Dataset items
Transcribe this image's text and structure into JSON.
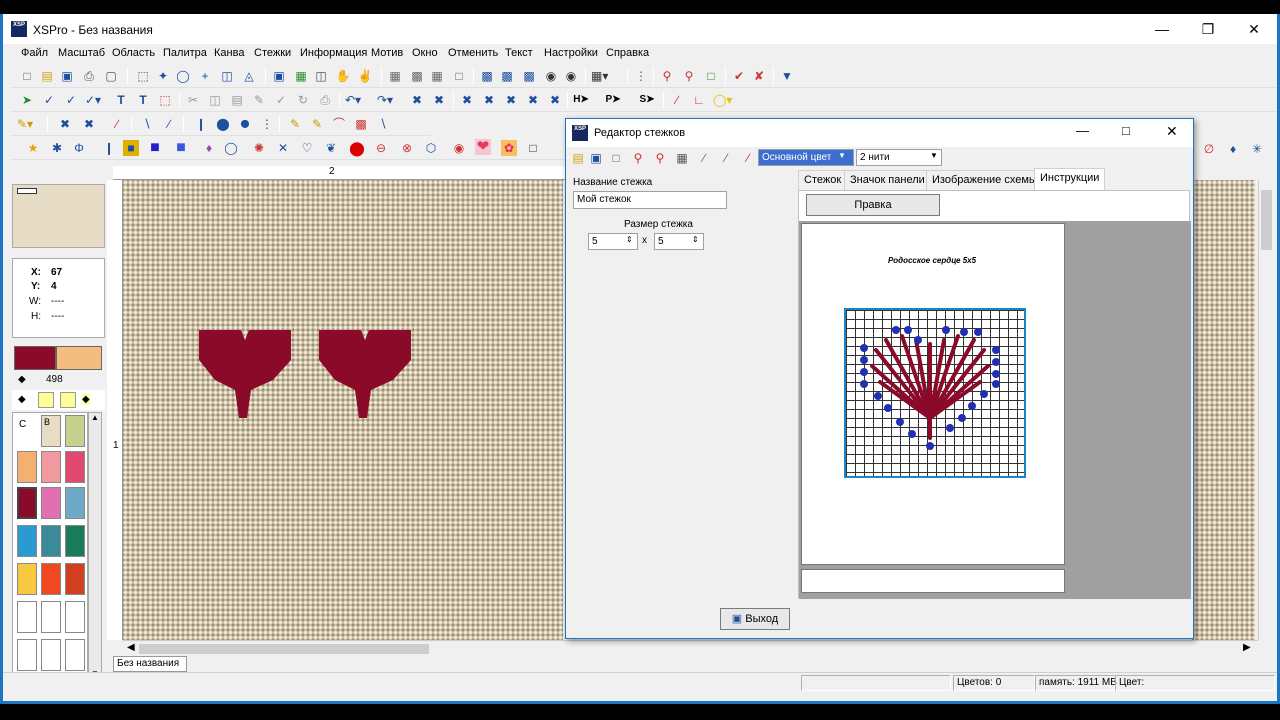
{
  "app": {
    "title": "XSPro - Без названия",
    "icon_text": "XSP"
  },
  "menu": [
    "Файл",
    "Масштаб",
    "Область",
    "Палитра",
    "Канва",
    "Стежки",
    "Информация",
    "Мотив",
    "Окно",
    "Отменить",
    "Текст",
    "Настройки",
    "Справка"
  ],
  "coords": {
    "x_label": "X:",
    "x_val": "67",
    "y_label": "Y:",
    "y_val": "4",
    "w_label": "W:",
    "w_val": "----",
    "h_label": "H:",
    "h_val": "----"
  },
  "palette": {
    "count": "498",
    "col_c": "C",
    "col_b": "B",
    "accent": "#8b0a2a"
  },
  "ruler": {
    "top_mark": "2",
    "left_mark": "1"
  },
  "doc_tab": "Без названия",
  "dialog": {
    "title": "Редактор стежков",
    "color_select": "Основной цвет",
    "threads_select": "2 нити",
    "name_label": "Название стежка",
    "name_value": "Мой стежок",
    "size_label": "Размер стежка",
    "size_w": "5",
    "size_x": "x",
    "size_h": "5",
    "tabs": [
      "Стежок",
      "Значок панели",
      "Изображение схемы",
      "Инструкции"
    ],
    "active_tab": "Инструкции",
    "edit_button": "Правка",
    "preview_caption": "Родосское сердце 5х5",
    "exit_button": "Выход"
  },
  "status": {
    "colors": "Цветов: 0",
    "memory": "память: 1911 MB",
    "color": "Цвет:"
  }
}
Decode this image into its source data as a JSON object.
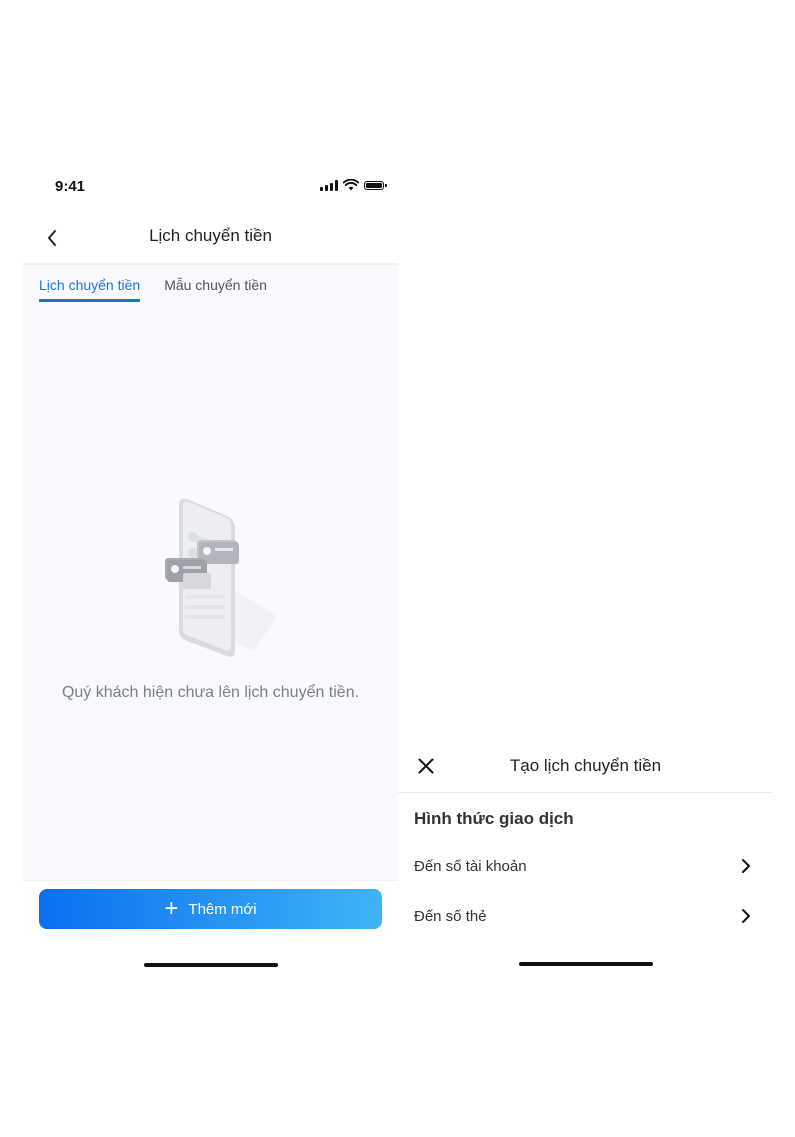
{
  "left_screen": {
    "status_bar": {
      "time": "9:41"
    },
    "nav": {
      "title": "Lịch chuyển tiền"
    },
    "tabs": [
      {
        "label": "Lịch chuyển tiền",
        "active": true
      },
      {
        "label": "Mẫu chuyển tiền",
        "active": false
      }
    ],
    "empty_state": {
      "message": "Quý khách hiện chưa lên lịch chuyển tiền."
    },
    "add_button": {
      "label": "Thêm mới"
    }
  },
  "right_sheet": {
    "title": "Tạo lịch chuyển tiền",
    "section_title": "Hình thức giao dịch",
    "options": [
      {
        "label": "Đến số tài khoản"
      },
      {
        "label": "Đến số thẻ"
      }
    ]
  },
  "colors": {
    "accent": "#1e73d9",
    "button_gradient_start": "#0a6fef",
    "button_gradient_end": "#3fb4f6",
    "content_background": "#f8fafd",
    "muted_text": "#7b7f86"
  },
  "icons": [
    "back-arrow-icon",
    "signal-icon",
    "wifi-icon",
    "battery-icon",
    "plus-icon",
    "close-icon",
    "chevron-right-icon"
  ]
}
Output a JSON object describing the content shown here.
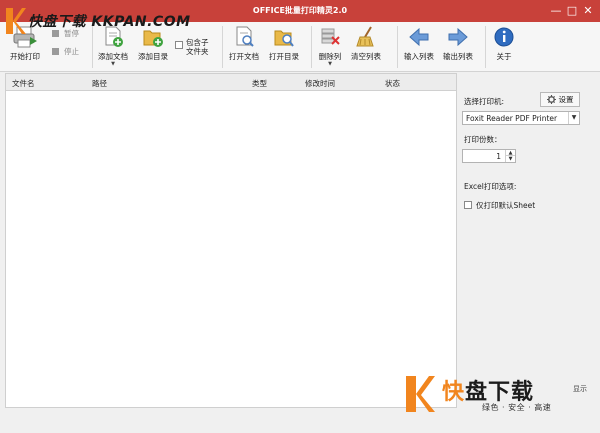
{
  "window": {
    "title": "OFFICE批量打印精灵2.0",
    "minimize_symbol": "—",
    "maximize_symbol": "□",
    "close_symbol": "✕"
  },
  "logo": {
    "text": "快盘下载 KKPAN.COM",
    "icon": "kkpan-logo-icon"
  },
  "toolbar": {
    "start_print": "开始打印",
    "pause": "暂停",
    "stop": "停止",
    "add_docs": "添加文档",
    "add_dir": "添加目录",
    "include_sub_line1": "包含子",
    "include_sub_line2": "文件夹",
    "open_doc": "打开文档",
    "open_dir": "打开目录",
    "delete_col": "删除列",
    "clear_list": "清空列表",
    "import_list": "输入列表",
    "export_list": "输出列表",
    "about": "关于"
  },
  "list": {
    "columns": [
      "文件名",
      "路径",
      "类型",
      "修改时间",
      "状态"
    ],
    "rows": []
  },
  "right_panel": {
    "select_printer_label": "选择打印机:",
    "setup_button": "设置",
    "printer_value": "Foxit Reader PDF Printer",
    "copies_label": "打印份数：",
    "copies_value": "1",
    "excel_options_label": "Excel打印选项:",
    "excel_default_sheet_label": "仅打印默认Sheet",
    "excel_default_sheet_checked": false
  },
  "watermark": {
    "title_first": "快",
    "title_rest": "盘下载",
    "subtitle": "绿色 · 安全 · 高速",
    "extra": "显示"
  },
  "colors": {
    "titlebar": "#c8413a",
    "logo_orange": "#f1851e",
    "toolbar_bg": "#f6f6f6"
  }
}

* WHAT YOU NEED TO DO: Set the listing down in full and exactly. Pictures within it should not appear in the copy.

* TASK OUTPUT:
Transcribe this image's text and structure into JSON.
{
  "app": {
    "title": "XSPro - Без названия",
    "icon_text": "XSP"
  },
  "menu": [
    "Файл",
    "Масштаб",
    "Область",
    "Палитра",
    "Канва",
    "Стежки",
    "Информация",
    "Мотив",
    "Окно",
    "Отменить",
    "Текст",
    "Настройки",
    "Справка"
  ],
  "coords": {
    "x_label": "X:",
    "x_val": "67",
    "y_label": "Y:",
    "y_val": "4",
    "w_label": "W:",
    "w_val": "----",
    "h_label": "H:",
    "h_val": "----"
  },
  "palette": {
    "count": "498",
    "col_c": "C",
    "col_b": "B",
    "accent": "#8b0a2a"
  },
  "ruler": {
    "top_mark": "2",
    "left_mark": "1"
  },
  "doc_tab": "Без названия",
  "dialog": {
    "title": "Редактор стежков",
    "color_select": "Основной цвет",
    "threads_select": "2 нити",
    "name_label": "Название стежка",
    "name_value": "Мой стежок",
    "size_label": "Размер стежка",
    "size_w": "5",
    "size_x": "x",
    "size_h": "5",
    "tabs": [
      "Стежок",
      "Значок панели",
      "Изображение схемы",
      "Инструкции"
    ],
    "active_tab": "Инструкции",
    "edit_button": "Правка",
    "preview_caption": "Родосское сердце 5х5",
    "exit_button": "Выход"
  },
  "status": {
    "colors": "Цветов: 0",
    "memory": "память: 1911 MB",
    "color": "Цвет:"
  }
}
Decode this image into its source data as a JSON object.
{
  "left_screen": {
    "status_bar": {
      "time": "9:41"
    },
    "nav": {
      "title": "Lịch chuyển tiền"
    },
    "tabs": [
      {
        "label": "Lịch chuyển tiền",
        "active": true
      },
      {
        "label": "Mẫu chuyển tiền",
        "active": false
      }
    ],
    "empty_state": {
      "message": "Quý khách hiện chưa lên lịch chuyển tiền."
    },
    "add_button": {
      "label": "Thêm mới"
    }
  },
  "right_sheet": {
    "title": "Tạo lịch chuyển tiền",
    "section_title": "Hình thức giao dịch",
    "options": [
      {
        "label": "Đến số tài khoản"
      },
      {
        "label": "Đến số thẻ"
      }
    ]
  },
  "colors": {
    "accent": "#1e73d9",
    "button_gradient_start": "#0a6fef",
    "button_gradient_end": "#3fb4f6",
    "content_background": "#f8fafd",
    "muted_text": "#7b7f86"
  },
  "icons": [
    "back-arrow-icon",
    "signal-icon",
    "wifi-icon",
    "battery-icon",
    "plus-icon",
    "close-icon",
    "chevron-right-icon"
  ]
}
Output a JSON object describing the content shown here.
{
  "window": {
    "title": "OFFICE批量打印精灵2.0",
    "minimize_symbol": "—",
    "maximize_symbol": "□",
    "close_symbol": "✕"
  },
  "logo": {
    "text": "快盘下载 KKPAN.COM",
    "icon": "kkpan-logo-icon"
  },
  "toolbar": {
    "start_print": "开始打印",
    "pause": "暂停",
    "stop": "停止",
    "add_docs": "添加文档",
    "add_dir": "添加目录",
    "include_sub_line1": "包含子",
    "include_sub_line2": "文件夹",
    "open_doc": "打开文档",
    "open_dir": "打开目录",
    "delete_col": "删除列",
    "clear_list": "清空列表",
    "import_list": "输入列表",
    "export_list": "输出列表",
    "about": "关于"
  },
  "list": {
    "columns": [
      "文件名",
      "路径",
      "类型",
      "修改时间",
      "状态"
    ],
    "rows": []
  },
  "right_panel": {
    "select_printer_label": "选择打印机:",
    "setup_button": "设置",
    "printer_value": "Foxit Reader PDF Printer",
    "copies_label": "打印份数：",
    "copies_value": "1",
    "excel_options_label": "Excel打印选项:",
    "excel_default_sheet_label": "仅打印默认Sheet",
    "excel_default_sheet_checked": false
  },
  "watermark": {
    "title_first": "快",
    "title_rest": "盘下载",
    "subtitle": "绿色 · 安全 · 高速",
    "extra": "显示"
  },
  "colors": {
    "titlebar": "#c8413a",
    "logo_orange": "#f1851e",
    "toolbar_bg": "#f6f6f6"
  }
}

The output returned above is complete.